• WHAT THIS TASK INVOLVES: Read through the data and report every line in which the word "Colunas" occurs.

• DATA ENTRIES:
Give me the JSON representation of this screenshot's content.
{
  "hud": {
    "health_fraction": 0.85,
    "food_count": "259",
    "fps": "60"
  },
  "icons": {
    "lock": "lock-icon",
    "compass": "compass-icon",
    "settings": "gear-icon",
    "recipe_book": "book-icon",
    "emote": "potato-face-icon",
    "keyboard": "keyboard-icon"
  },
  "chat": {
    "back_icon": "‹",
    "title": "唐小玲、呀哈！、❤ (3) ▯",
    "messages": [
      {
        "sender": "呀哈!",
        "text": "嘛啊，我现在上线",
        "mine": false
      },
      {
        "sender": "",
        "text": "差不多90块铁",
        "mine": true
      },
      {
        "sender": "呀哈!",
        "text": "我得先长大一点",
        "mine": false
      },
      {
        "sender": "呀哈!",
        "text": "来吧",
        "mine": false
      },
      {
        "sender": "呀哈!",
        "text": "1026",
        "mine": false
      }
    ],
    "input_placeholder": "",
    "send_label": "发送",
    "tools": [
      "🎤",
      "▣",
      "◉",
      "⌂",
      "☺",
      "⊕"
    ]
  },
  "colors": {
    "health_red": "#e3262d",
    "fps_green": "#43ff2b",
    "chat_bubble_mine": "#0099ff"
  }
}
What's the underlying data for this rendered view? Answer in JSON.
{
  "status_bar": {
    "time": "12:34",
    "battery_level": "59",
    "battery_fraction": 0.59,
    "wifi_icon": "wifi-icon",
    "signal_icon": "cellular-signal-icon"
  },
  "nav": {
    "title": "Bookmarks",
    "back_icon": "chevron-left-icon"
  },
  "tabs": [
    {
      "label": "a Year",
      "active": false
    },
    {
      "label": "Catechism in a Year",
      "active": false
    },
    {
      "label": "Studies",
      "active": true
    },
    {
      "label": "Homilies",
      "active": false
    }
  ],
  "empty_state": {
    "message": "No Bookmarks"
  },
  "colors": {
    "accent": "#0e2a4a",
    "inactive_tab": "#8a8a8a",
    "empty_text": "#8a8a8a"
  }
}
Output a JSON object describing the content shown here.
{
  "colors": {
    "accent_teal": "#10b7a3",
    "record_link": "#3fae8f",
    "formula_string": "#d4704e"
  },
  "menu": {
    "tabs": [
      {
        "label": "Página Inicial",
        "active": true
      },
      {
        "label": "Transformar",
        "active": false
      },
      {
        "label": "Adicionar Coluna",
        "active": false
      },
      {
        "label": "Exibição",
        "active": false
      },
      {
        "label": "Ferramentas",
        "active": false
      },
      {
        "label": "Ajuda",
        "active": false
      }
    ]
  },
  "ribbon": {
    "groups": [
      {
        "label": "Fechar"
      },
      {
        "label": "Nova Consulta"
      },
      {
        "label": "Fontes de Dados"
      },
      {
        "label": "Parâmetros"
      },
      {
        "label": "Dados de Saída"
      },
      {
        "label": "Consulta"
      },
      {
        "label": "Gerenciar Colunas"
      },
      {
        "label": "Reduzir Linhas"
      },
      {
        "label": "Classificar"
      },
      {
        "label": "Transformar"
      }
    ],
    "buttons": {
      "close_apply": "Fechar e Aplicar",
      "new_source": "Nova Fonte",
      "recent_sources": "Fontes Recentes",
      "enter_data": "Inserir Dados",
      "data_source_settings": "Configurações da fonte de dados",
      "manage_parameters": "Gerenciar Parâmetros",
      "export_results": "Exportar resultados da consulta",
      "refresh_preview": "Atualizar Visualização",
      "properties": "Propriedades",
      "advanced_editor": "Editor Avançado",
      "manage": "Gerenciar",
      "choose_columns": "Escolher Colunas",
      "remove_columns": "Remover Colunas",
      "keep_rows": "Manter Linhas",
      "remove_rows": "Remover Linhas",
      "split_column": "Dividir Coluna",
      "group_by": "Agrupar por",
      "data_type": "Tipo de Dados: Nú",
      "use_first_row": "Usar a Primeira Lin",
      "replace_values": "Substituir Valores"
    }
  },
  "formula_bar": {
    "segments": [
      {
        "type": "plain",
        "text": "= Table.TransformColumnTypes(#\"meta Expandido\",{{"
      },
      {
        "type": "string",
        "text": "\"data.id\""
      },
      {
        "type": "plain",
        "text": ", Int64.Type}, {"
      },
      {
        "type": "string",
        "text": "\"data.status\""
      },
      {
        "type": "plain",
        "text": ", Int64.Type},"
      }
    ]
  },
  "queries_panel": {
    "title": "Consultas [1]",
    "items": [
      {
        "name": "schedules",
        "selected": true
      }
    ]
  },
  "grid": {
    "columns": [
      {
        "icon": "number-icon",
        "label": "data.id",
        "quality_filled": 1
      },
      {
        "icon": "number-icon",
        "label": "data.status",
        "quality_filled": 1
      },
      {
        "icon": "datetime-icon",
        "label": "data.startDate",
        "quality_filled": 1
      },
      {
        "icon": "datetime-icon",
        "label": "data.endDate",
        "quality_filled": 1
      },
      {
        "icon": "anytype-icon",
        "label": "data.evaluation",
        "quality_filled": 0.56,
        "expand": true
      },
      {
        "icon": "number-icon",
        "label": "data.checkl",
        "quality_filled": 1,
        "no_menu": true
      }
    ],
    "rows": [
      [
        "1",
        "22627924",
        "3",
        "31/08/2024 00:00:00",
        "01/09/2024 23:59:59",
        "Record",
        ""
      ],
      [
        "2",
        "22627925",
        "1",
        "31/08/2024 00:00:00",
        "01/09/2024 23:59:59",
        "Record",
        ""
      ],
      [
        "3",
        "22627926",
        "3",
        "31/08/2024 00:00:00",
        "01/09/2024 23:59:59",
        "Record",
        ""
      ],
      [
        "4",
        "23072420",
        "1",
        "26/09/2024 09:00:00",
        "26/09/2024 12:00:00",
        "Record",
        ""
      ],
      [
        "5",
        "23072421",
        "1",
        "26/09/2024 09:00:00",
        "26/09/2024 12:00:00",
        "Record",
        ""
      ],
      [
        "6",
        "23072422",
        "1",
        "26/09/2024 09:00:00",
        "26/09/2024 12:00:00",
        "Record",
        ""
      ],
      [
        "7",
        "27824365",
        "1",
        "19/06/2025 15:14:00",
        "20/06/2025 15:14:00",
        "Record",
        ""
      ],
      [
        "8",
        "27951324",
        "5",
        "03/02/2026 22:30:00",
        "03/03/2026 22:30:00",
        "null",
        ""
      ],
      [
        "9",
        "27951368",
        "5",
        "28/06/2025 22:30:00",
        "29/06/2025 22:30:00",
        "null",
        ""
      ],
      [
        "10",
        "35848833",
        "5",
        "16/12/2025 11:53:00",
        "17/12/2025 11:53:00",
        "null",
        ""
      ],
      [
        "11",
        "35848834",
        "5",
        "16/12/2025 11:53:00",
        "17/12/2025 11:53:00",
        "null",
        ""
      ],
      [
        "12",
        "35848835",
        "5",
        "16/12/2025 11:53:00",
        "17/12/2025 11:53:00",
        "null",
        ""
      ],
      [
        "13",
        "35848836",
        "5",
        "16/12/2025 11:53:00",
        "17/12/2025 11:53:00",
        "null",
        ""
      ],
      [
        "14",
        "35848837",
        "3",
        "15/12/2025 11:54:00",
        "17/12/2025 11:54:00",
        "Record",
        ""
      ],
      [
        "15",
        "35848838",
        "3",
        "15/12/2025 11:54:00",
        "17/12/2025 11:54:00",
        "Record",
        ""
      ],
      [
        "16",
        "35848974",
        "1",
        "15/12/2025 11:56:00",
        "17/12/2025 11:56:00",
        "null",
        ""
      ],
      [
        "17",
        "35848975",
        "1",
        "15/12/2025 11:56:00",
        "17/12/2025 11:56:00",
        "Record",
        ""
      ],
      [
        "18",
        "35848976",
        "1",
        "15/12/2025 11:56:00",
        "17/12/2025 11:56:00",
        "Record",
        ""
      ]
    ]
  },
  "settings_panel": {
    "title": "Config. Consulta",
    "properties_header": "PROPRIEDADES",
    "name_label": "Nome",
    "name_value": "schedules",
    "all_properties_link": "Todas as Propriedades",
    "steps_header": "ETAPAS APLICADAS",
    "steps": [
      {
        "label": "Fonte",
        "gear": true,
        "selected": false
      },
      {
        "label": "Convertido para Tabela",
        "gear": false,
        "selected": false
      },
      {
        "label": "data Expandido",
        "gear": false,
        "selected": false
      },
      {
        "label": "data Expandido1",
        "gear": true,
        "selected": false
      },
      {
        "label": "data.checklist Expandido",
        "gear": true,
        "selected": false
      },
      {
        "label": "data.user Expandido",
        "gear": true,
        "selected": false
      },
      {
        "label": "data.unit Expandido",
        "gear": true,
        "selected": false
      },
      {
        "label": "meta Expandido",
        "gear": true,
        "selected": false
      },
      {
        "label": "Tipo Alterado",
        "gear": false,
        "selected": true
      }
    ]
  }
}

• FULL OUTPUT:
        "label": "Gerenciar Colunas"
      "choose_columns": "Escolher Colunas",
      "remove_columns": "Remover Colunas",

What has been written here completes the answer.